Cada persona –y concretamente el creyente- habrá de involucrarse en la medida de sus posibilidades, capacidades e intereses personales, etc., sin ignorar la responsabilidad que le corresponde en los temas más fundamentales: las leyes relativas a la educación, a la familia, y a la justa distribución de los bienes, la vivienda y el trabajo.

Es demagógico y falso el argumento de que el cristiano no debe tomar parte en las instituciones porque obedece a un modo de pensar no libre ni democrático, en definitiva, no laico.

Porque al Estado y sus instituciones no le corresponde la promoción del laicismo, pues supone una determinada toma de postura ideológica sobre la separación entre la religión y la sociedad civil. La Iglesia católica también promueve una separación entre Iglesia y Estado, pero no entre religión y sociedad.

El Estado, como tal, no es “deportista”, pero promueve el deporte, sobre todo aquellas modalidades que más arraigo tienen entres sus ciudadanos. De la misma manera, el Estado no es “artista”, pero impulsa la creación artística, sobre todo aquella más relacionada con su pueblo.

Lo mismo debe hacer con la religión. El Estado es aconfesional, peor puede favorecer que los ciudadanos practiquen la religión que deseen.

Los estudios sociológicos señalan que hoy los jóvenes son especialmente refractarios a pertenecer a instituciones; se adivina en esa actitud un cierto miedo a comprometerse establemente, a ser identificados, caracterizados, etc.

Pues bien, el miedo, sea del tipo que sea, nunca es buen consejero.

....................

## Ejercicios
1. Vuelve a escribir el fragmento comenzando en "Porque al Estado" y terminando en "religión que deseen.", con "la lectura" en lugar de "el deporte".
2. Haz una lista de todo aquello a lo que, según el fragmento, los jóvenes tienen miedo.

Entradas de cuadros delimitadores:
....................

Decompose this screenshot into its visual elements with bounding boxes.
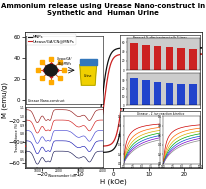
Legend: MNPs, Urease/GA/CN@MNPs: MNPs, Urease/GA/CN@MNPs [27,34,76,45]
Text: Ammonium release using Urease Nano-construct in
Synthetic and  Human Urine: Ammonium release using Urease Nano-const… [1,3,205,16]
Y-axis label: M (emu/g): M (emu/g) [1,82,8,118]
X-axis label: H (kOe): H (kOe) [100,179,127,185]
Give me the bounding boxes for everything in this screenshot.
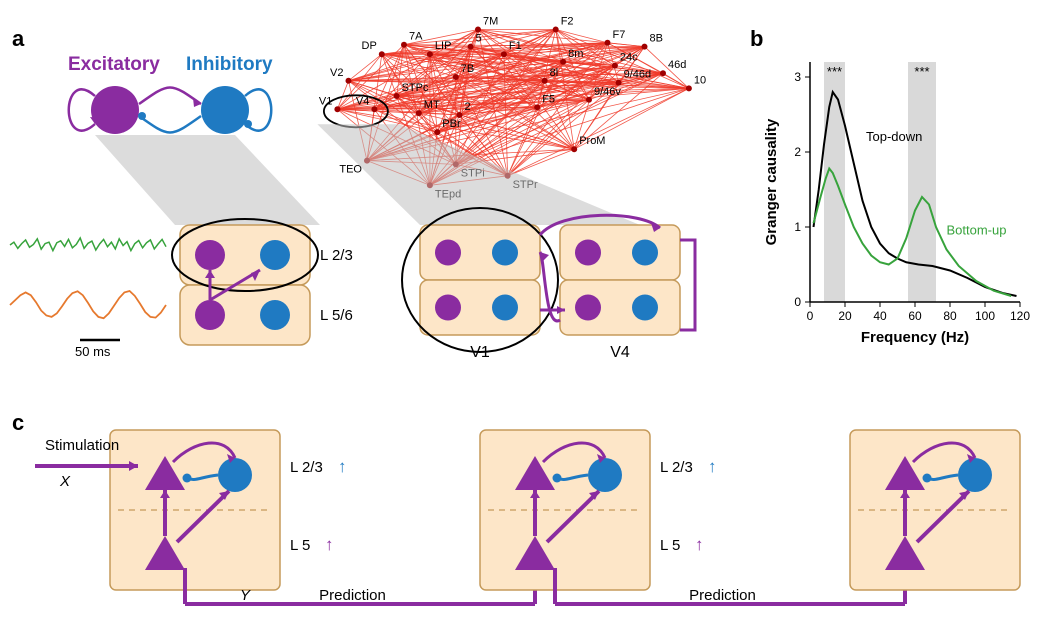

....................

## Respuestas en orden
1.
Porque al Estado y sus instituciones no le corresponde la promoción del laicismo, pues supone una determinada toma de postura ideológica sobre la separación entre la religión y la sociedad civil. La Iglesia católica también promueve una separación entre Iglesia y Estado, pero no entre religión y sociedad.

El Estado, como tal, no es “deportista”, pero promueve la lectura, sobre todo aquellas modalidades que más arraigo tienen entres sus ciudadanos. De la misma manera, el Estado no es “artista”, pero impulsa la creación artística, sobre todo aquella más relacionada con su pueblo.

Lo mismo debe hacer con la religión. El Estado es aconfesional, peor puede favorecer que los ciudadanos practiquen la religión que deseen.

2.
- Comprometerse establemente
- Ser identificados
- Ser caracterizados